RECORDS PROVIDED:
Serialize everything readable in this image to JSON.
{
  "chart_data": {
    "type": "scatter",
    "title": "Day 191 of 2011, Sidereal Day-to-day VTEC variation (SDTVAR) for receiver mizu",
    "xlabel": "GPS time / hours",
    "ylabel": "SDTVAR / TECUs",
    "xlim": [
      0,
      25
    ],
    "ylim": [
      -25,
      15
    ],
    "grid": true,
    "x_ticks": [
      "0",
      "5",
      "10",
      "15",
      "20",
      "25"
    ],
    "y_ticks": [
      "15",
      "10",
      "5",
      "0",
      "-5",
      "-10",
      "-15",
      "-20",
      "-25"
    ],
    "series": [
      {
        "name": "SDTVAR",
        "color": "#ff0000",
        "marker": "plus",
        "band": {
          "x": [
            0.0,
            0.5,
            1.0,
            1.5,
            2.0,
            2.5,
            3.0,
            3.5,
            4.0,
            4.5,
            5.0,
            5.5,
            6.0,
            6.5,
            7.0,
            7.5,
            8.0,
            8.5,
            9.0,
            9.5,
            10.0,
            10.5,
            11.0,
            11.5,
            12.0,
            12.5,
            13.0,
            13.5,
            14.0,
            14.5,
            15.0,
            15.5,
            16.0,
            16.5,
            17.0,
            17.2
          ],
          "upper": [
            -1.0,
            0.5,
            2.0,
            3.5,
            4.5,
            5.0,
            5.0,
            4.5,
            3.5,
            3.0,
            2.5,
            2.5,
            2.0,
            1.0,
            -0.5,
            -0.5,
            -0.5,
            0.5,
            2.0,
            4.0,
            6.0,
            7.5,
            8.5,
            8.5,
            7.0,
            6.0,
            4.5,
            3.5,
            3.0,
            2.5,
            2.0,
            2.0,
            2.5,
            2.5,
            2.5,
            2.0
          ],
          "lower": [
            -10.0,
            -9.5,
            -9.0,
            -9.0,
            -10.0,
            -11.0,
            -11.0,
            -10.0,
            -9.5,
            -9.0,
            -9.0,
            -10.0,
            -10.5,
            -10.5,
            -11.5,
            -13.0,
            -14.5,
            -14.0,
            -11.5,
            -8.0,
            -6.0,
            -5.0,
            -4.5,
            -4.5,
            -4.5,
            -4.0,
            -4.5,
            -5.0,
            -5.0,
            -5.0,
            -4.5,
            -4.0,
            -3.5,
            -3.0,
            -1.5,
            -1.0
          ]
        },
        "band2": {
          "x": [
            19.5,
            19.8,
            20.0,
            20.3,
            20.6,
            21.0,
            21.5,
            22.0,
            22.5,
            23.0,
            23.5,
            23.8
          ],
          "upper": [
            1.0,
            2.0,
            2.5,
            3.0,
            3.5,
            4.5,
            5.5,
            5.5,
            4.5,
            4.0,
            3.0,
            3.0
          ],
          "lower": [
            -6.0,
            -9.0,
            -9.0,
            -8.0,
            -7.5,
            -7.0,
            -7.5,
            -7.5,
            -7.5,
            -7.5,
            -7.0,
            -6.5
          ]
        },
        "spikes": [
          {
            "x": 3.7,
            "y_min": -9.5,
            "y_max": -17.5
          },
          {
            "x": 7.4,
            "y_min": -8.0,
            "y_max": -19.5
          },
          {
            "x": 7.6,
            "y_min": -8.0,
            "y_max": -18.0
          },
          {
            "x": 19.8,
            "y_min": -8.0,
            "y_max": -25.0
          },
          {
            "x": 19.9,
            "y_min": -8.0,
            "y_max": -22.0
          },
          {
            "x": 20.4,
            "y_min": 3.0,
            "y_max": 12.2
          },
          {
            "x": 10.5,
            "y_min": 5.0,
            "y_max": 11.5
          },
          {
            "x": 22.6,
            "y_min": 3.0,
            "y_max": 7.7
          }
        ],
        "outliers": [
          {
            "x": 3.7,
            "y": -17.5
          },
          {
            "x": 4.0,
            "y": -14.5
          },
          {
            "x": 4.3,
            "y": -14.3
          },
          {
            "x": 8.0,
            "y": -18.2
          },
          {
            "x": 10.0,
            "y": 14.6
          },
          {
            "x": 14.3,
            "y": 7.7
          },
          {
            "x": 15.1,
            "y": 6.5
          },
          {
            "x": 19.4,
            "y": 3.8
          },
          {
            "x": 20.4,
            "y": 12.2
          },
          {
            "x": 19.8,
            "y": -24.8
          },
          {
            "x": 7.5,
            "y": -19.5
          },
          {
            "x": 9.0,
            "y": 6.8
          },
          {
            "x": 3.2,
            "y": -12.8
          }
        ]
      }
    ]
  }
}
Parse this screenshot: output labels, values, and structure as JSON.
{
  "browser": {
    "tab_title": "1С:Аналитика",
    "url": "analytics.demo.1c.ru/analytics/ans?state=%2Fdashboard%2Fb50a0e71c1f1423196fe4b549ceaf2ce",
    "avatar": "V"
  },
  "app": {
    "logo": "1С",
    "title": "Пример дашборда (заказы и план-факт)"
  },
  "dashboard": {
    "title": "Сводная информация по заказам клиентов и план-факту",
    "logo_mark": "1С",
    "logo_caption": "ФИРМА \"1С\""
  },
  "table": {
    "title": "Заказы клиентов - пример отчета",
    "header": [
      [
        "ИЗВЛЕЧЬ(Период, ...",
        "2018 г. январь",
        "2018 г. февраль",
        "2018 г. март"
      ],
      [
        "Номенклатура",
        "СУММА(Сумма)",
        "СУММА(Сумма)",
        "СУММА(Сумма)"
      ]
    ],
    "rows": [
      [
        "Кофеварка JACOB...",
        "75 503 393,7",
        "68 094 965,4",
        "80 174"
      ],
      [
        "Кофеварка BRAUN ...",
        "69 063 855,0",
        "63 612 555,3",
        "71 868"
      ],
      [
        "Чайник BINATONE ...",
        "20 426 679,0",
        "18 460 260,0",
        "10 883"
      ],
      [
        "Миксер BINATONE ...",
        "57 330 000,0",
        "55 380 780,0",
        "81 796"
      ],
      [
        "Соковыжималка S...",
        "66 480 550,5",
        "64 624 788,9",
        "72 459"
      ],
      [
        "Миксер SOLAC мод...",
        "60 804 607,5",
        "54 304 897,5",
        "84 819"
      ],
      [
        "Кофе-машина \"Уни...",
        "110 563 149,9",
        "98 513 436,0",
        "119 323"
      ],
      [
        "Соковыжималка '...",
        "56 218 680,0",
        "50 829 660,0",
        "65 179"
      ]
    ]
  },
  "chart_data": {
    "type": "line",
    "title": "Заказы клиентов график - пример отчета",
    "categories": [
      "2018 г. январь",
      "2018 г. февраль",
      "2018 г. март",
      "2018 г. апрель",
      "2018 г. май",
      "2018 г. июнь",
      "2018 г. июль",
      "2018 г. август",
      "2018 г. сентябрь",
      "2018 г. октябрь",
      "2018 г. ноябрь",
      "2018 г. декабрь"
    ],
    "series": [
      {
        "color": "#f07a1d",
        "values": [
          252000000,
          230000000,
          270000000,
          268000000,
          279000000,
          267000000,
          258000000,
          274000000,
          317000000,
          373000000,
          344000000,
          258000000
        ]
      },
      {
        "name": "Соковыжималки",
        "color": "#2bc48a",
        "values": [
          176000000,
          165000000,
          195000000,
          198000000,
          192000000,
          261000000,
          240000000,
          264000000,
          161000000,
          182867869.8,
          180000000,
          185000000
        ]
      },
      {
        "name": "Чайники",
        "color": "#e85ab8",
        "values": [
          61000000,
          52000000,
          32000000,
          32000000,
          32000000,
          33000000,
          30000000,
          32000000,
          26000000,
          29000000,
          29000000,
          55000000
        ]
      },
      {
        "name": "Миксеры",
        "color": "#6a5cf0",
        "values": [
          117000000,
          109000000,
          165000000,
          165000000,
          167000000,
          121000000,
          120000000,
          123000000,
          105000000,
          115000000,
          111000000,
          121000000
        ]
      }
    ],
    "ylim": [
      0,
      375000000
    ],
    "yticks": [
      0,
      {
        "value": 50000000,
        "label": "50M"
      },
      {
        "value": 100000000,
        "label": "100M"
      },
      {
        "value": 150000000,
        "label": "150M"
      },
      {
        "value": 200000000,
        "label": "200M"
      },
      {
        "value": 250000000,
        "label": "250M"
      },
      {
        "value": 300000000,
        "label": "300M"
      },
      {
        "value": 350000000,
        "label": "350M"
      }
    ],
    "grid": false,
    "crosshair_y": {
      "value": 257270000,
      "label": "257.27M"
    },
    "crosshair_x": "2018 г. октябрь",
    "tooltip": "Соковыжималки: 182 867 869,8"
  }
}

==

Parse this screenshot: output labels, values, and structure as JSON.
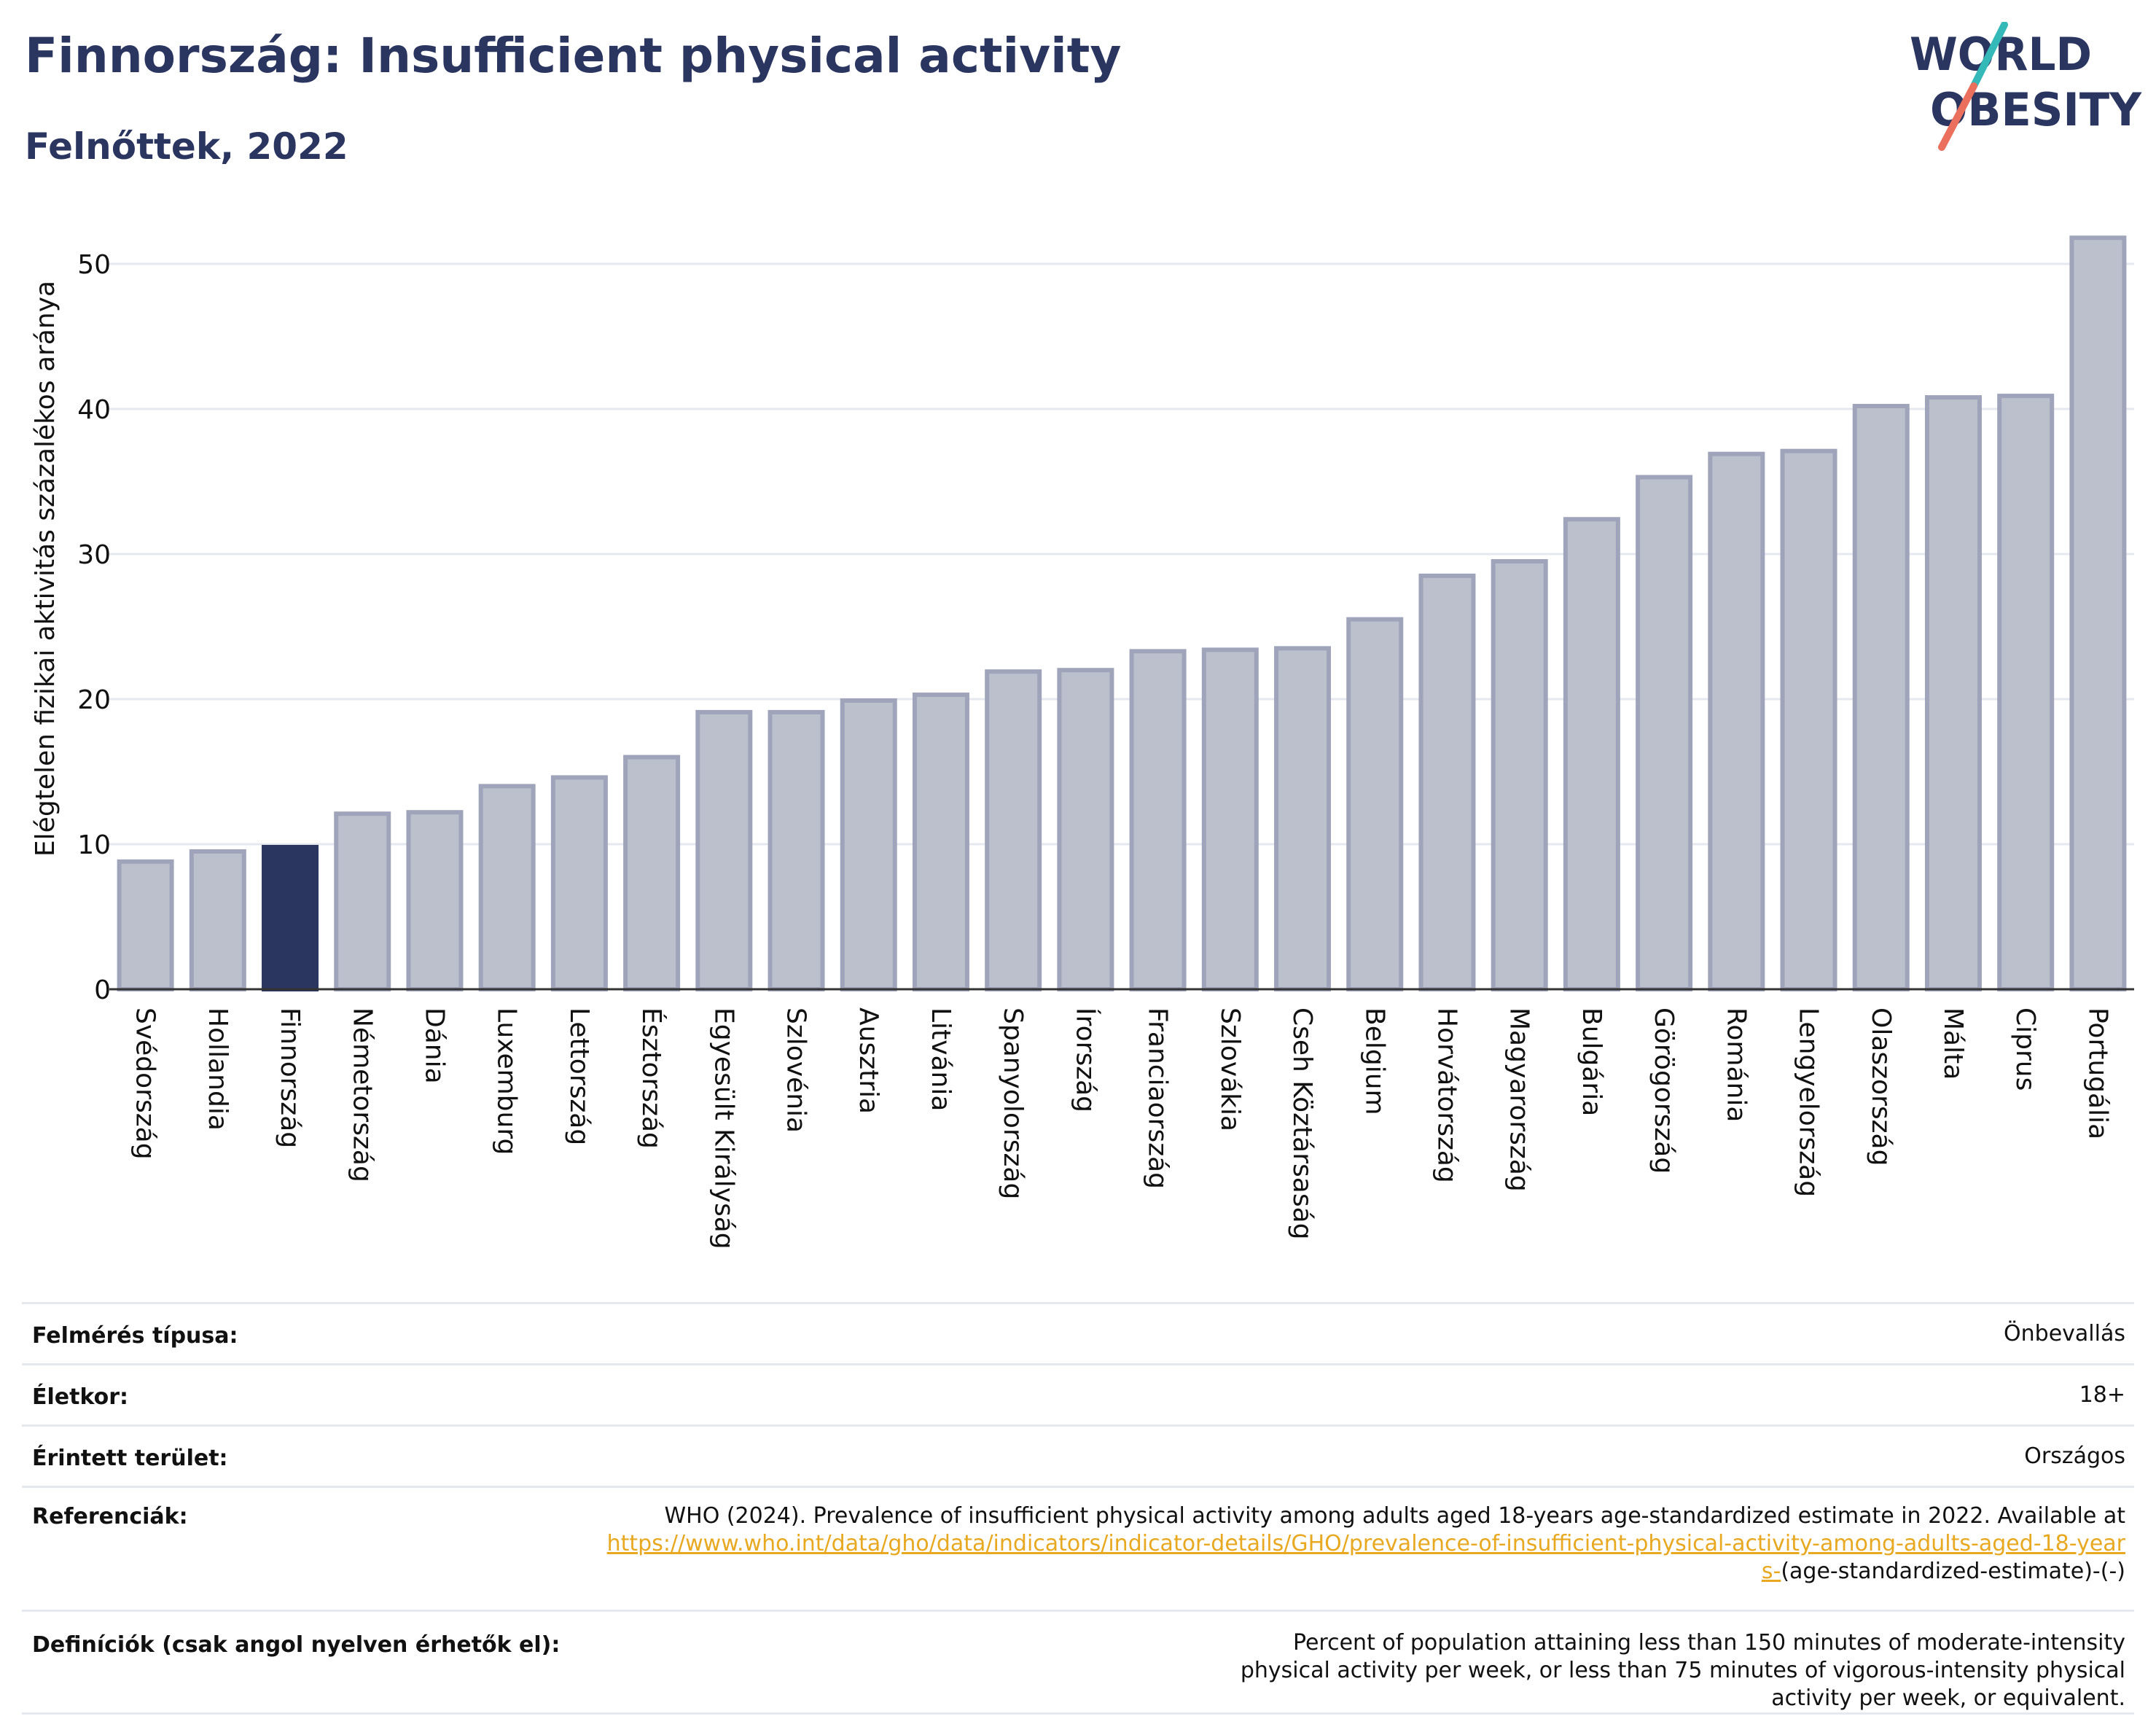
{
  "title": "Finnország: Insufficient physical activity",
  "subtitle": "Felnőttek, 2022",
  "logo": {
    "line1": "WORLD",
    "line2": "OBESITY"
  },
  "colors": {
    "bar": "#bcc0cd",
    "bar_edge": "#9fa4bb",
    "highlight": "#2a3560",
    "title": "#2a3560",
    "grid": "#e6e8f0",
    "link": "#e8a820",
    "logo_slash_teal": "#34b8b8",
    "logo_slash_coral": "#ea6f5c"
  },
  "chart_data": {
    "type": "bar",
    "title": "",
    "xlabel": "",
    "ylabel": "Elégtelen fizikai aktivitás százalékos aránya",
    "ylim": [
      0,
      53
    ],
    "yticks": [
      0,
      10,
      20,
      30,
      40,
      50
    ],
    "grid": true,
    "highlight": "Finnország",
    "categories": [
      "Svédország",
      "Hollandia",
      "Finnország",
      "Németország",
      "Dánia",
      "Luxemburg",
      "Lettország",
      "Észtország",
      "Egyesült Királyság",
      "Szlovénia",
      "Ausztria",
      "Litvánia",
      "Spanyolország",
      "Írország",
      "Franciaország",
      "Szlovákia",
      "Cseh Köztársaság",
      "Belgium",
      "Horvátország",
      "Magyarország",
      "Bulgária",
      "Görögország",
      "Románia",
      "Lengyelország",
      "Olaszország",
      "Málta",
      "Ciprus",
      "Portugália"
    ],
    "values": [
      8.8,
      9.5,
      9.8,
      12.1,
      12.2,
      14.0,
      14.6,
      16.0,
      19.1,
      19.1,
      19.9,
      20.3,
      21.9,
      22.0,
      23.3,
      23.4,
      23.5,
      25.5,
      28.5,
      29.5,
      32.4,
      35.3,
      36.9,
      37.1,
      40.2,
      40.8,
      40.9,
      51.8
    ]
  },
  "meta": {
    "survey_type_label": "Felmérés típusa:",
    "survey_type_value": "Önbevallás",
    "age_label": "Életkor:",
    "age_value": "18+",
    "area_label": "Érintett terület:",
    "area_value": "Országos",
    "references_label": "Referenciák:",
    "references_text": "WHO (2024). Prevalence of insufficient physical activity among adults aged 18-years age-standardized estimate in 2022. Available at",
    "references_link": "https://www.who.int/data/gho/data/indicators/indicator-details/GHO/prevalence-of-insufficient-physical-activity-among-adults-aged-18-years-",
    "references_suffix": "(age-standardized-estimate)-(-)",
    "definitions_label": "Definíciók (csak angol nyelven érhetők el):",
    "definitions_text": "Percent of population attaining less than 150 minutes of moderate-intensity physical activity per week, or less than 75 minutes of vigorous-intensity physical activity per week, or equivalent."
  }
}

GOAL OF THE EXERCISE:
Say the number of lines in the listing that hold "name", with no added words.

THE RESPONSE:
4